*** Extrait cité ***

11/03/1985 Thérèse GUILLOU - Lettre au fils du 2Lt Harry ROACH

Madame Thérèse GUILLOU

Le  11 Mars 1985.

 Cher Monsieur,

 Je m’appelle Thérèse GUILLOU, mais mon nom de jeune fille est MORICEAU. En 1943, j’habitais à “La Grenouillère“ à Saint-Michel-Chef-Chef et j’avais 10 ans.

 Le 1er Mai 1943 j’étais à garder mes moutons toute seule dans un champ très près d’où est tombé votre père et j’aurai dû être la première sur place.

 J’étais à garder mes moutons dès le matin de bonne heure, lorsqu’un bombardier apparut entouré d’avions allemands. Les avions et les canons tiraient dans tous les sens et cela faisait du bruit. Tout à coup le bombardier explosa et j’ai vu des parachutes descendre. J’ai eu à ce moment là très très peur, j’ai pris mes jambes à mon cou et j’ai couru vers la maison. Dans le chemin, j’ai rencontré Pierre BRIDEAU qui menait ses vaches aux champs. Je lui ai dit : «Regarde, regarde» ! Il me répondit : «Je vais aller voir» ! Il avait un baton dans les mains, une fourche sur son épaule et son chien du nom de Pernod. Je le laissai et continuai mon chemin vers la maison.

 Je suis arrivée à “La Grenouillère“ et je suis entré dans la première maison que je connaissais chez Louis LEGE. Juste au moment d’entrer dans la maison une balle siffla et vint se planter dans le sol tout près de moi. Il y avait là le gendarme RENOUX de Saint-Brévin qui venait chercher son beurre.

Lorsque tout a été plus calme et que l’on entendait presque plus rien mon père me dit : «Il faut que l’on retourne voir où sont les moutons». Nous sommes donc partis tous les deux vers le champ où étaient resté les moutons. Aux carrefour de la route Chauvé, Saint-Michel-L’Aiguillon, il était environ 11 h 30 à 11 h 45 nous avons rencontré votre père et avons aperçu un peu plus loin Clément BRIDEAU que nous connaissions bien.

 Papa s’est avancé vers votre père, lui a serré la main et lui a dit : «Bonne route». Votre père se faisait comprendre par geste mais moi je ne me suis pas avancée car je n’étais pas rassurée du tout. Mon père, ancien prisonnier de guerre en Autriche, était libéré depuis à peine quinze jours et il avait été libéré car il avait trois enfants et savait donc ce que c’était.

*** Entrées ***

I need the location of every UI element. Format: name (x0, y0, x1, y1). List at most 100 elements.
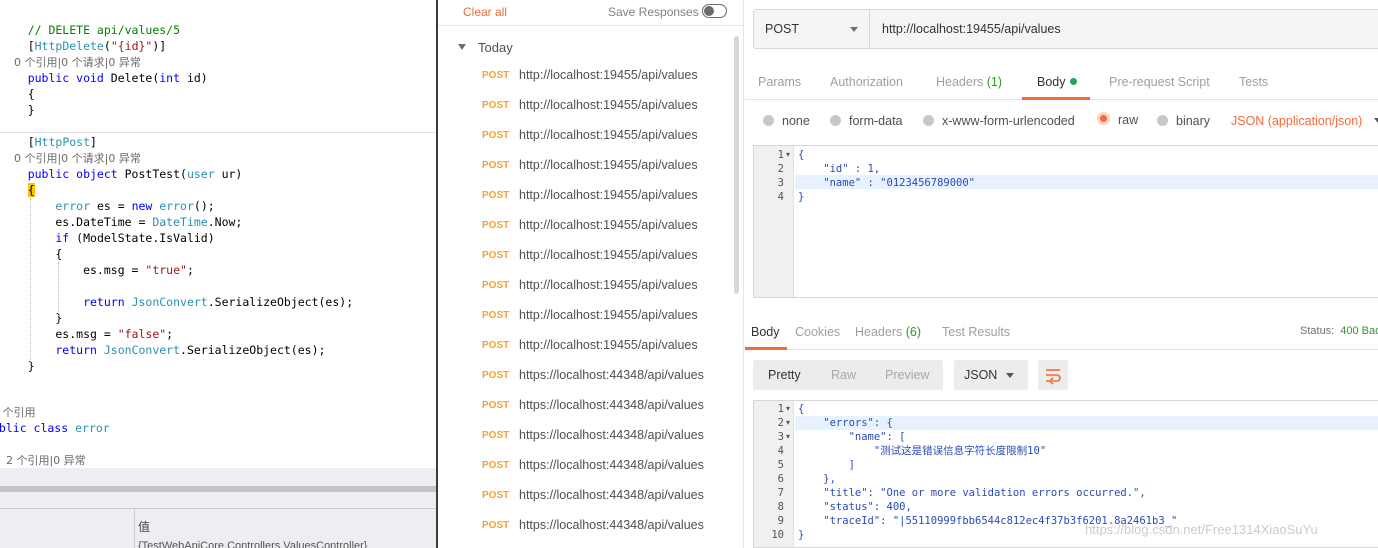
radio-icon (763, 115, 774, 126)
history-item[interactable]: POST https://localhost:44348/api/values (438, 392, 738, 422)
history-item[interactable]: POST http://localhost:19455/api/values (438, 212, 738, 242)
history-item[interactable]: POST http://localhost:19455/api/values (438, 62, 738, 92)
history-sidebar: Clear all Save Responses Today POST http:… (438, 0, 744, 548)
json-line: "name" : "0123456789000" (798, 177, 976, 189)
code-token: .SerializeObject(es); (180, 343, 326, 357)
method-badge: POST (482, 190, 510, 201)
tab-response-headers[interactable]: Headers (6) (855, 325, 921, 339)
radio-raw[interactable]: raw (1097, 112, 1138, 127)
radio-binary[interactable]: binary (1157, 114, 1210, 128)
column-header-line (0, 508, 436, 509)
history-url: http://localhost:19455/api/values (519, 338, 698, 352)
url-input[interactable]: http://localhost:19455/api/values (882, 22, 1061, 36)
fold-arrow-icon[interactable]: ▾ (786, 404, 790, 413)
code-line: error es = new error(); (0, 198, 214, 214)
code-token: (ModelState.IsValid) (76, 231, 215, 245)
horizontal-scrollbar[interactable] (0, 486, 436, 492)
headers-count: (1) (986, 75, 1003, 89)
history-url: http://localhost:19455/api/values (519, 158, 698, 172)
tab-authorization[interactable]: Authorization (830, 75, 903, 89)
tab-body-label: Body (1037, 75, 1066, 89)
method-label: POST (765, 22, 800, 36)
code-line: { (0, 182, 35, 198)
json-line: "status": 400, (798, 501, 912, 513)
code-line: { (0, 86, 35, 102)
history-item[interactable]: POST https://localhost:44348/api/values (438, 422, 738, 452)
history-item[interactable]: POST https://localhost:44348/api/values (438, 512, 738, 542)
radio-form-data[interactable]: form-data (830, 114, 903, 128)
history-item[interactable]: POST http://localhost:19455/api/values (438, 242, 738, 272)
history-item[interactable]: POST http://localhost:19455/api/values (438, 152, 738, 182)
raw-button[interactable]: Raw (831, 368, 856, 382)
history-item[interactable]: POST https://localhost:44348/api/values (438, 482, 738, 512)
code-line: 0 个引用|0 个请求|0 异常 (0, 54, 141, 70)
tab-params[interactable]: Params (758, 75, 801, 89)
response-tabs: Body Cookies Headers (6) Test Results St… (745, 318, 1378, 350)
tab-headers[interactable]: Headers (1) (936, 75, 1002, 89)
json-line: } (798, 191, 805, 203)
radio-urlencoded[interactable]: x-www-form-urlencoded (923, 114, 1075, 128)
content-type-select[interactable]: JSON (application/json) (1231, 114, 1378, 128)
history-item[interactable]: POST https://localhost:44348/api/values (438, 452, 738, 482)
format-select[interactable]: JSON (954, 360, 1028, 390)
history-toolbar: Clear all Save Responses (438, 0, 744, 26)
fold-arrow-icon[interactable]: ▾ (786, 150, 790, 159)
code-token: .SerializeObject(es); (207, 295, 354, 309)
code-token: JsonConvert (131, 295, 208, 309)
radio-icon (830, 115, 841, 126)
clear-all-button[interactable]: Clear all (463, 5, 507, 19)
history-item[interactable]: POST http://localhost:19455/api/values (438, 272, 738, 302)
history-item[interactable]: POST http://localhost:19455/api/values (438, 182, 738, 212)
json-line: }, (798, 473, 836, 485)
line-number: 1 (777, 149, 784, 161)
tab-prerequest-script[interactable]: Pre-request Script (1109, 75, 1210, 89)
json-line: { (798, 403, 805, 415)
history-item[interactable]: POST http://localhost:19455/api/values (438, 332, 738, 362)
fold-arrow-icon[interactable]: ▾ (786, 432, 790, 441)
history-item[interactable]: POST http://localhost:19455/api/values (438, 302, 738, 332)
code-line: public void Delete(int id) (0, 70, 208, 86)
chevron-down-icon (1374, 118, 1378, 123)
radio-none[interactable]: none (763, 114, 810, 128)
indent-guide (58, 262, 59, 316)
method-badge: POST (482, 400, 510, 411)
save-responses-toggle[interactable] (702, 4, 727, 18)
preview-button[interactable]: Preview (885, 368, 929, 382)
history-item[interactable]: POST https://localhost:44348/api/values (438, 362, 738, 392)
wrap-lines-button[interactable] (1038, 360, 1068, 390)
method-select[interactable]: POST (754, 10, 870, 48)
indent-guide (30, 198, 31, 364)
tab-cookies[interactable]: Cookies (795, 325, 840, 339)
json-line: "title": "One or more validation errors … (798, 487, 1146, 499)
history-item[interactable]: POST http://localhost:19455/api/values (438, 122, 738, 152)
history-group-today[interactable]: Today (458, 40, 513, 55)
tab-response-body[interactable]: Body (751, 325, 780, 339)
code-editor[interactable]: // DELETE api/values/5 [HttpDelete("{id}… (0, 0, 436, 548)
tab-tests[interactable]: Tests (1239, 75, 1268, 89)
code-token: 2 个引用|0 异常 (0, 454, 86, 467)
value-cell: {TestWebApiCore.Controllers.ValuesContro… (138, 540, 368, 548)
code-token: ur) (214, 167, 243, 181)
method-badge: POST (482, 130, 510, 141)
json-line: "测试这是错误信息字符长度限制10" (798, 445, 1047, 457)
code-token: { (0, 247, 63, 261)
tab-body[interactable]: Body (1037, 75, 1077, 89)
method-badge: POST (482, 460, 510, 471)
method-badge: POST (482, 160, 510, 171)
code-token: public object (0, 167, 125, 181)
code-token: return (0, 343, 104, 357)
active-tab-indicator (1022, 97, 1090, 100)
code-token: id) (180, 71, 208, 85)
request-body-editor[interactable]: 1 ▾ {2 "id" : 1, 3 "name" : "0123456789000"… (753, 145, 1378, 298)
method-badge: POST (482, 370, 510, 381)
tab-test-results[interactable]: Test Results (942, 325, 1010, 339)
json-line: "errors": { (798, 417, 893, 429)
code-token: { (0, 87, 35, 101)
format-label: JSON (964, 368, 998, 382)
history-scrollbar[interactable] (734, 36, 739, 294)
code-line: // DELETE api/values/5 (0, 22, 180, 38)
fold-arrow-icon[interactable]: ▾ (786, 418, 790, 427)
pretty-button[interactable]: Pretty (768, 368, 801, 382)
value-column-header: 值 (138, 520, 151, 534)
history-item[interactable]: POST http://localhost:19455/api/values (438, 92, 738, 122)
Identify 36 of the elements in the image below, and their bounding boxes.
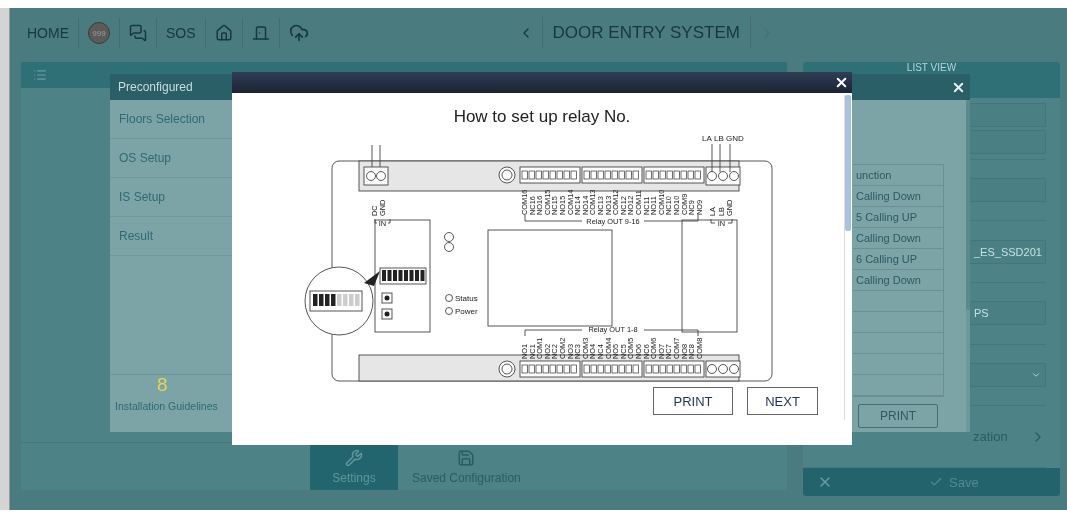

***

## Consigne:
Renvoyez sans aucune modification tout le passage de la lettre de Thérèse Guillou, depuis « Lorsque tout a » jusqu'à « ce que c’était. ».

## Réponse attendue:
Lorsque tout a été plus calme et que l’on entendait presque plus rien mon père me dit : «Il faut que l’on retourne voir où sont les moutons». Nous sommes donc partis tous les deux vers le champ où étaient resté les moutons. Aux carrefour de la route Chauvé, Saint-Michel-L’Aiguillon, il était environ 11 h 30 à 11 h 45 nous avons rencontré votre père et avons aperçu un peu plus loin Clément BRIDEAU que nous connaissions bien.

 Papa s’est avancé vers votre père, lui a serré la main et lui a dit : «Bonne route». Votre père se faisait comprendre par geste mais moi je ne me suis pas avancée car je n’étais pas rassurée du tout. Mon père, ancien prisonnier de guerre en Autriche, était libéré depuis à peine quinze jours et il avait été libéré car il avait trois enfants et savait donc ce que c’était.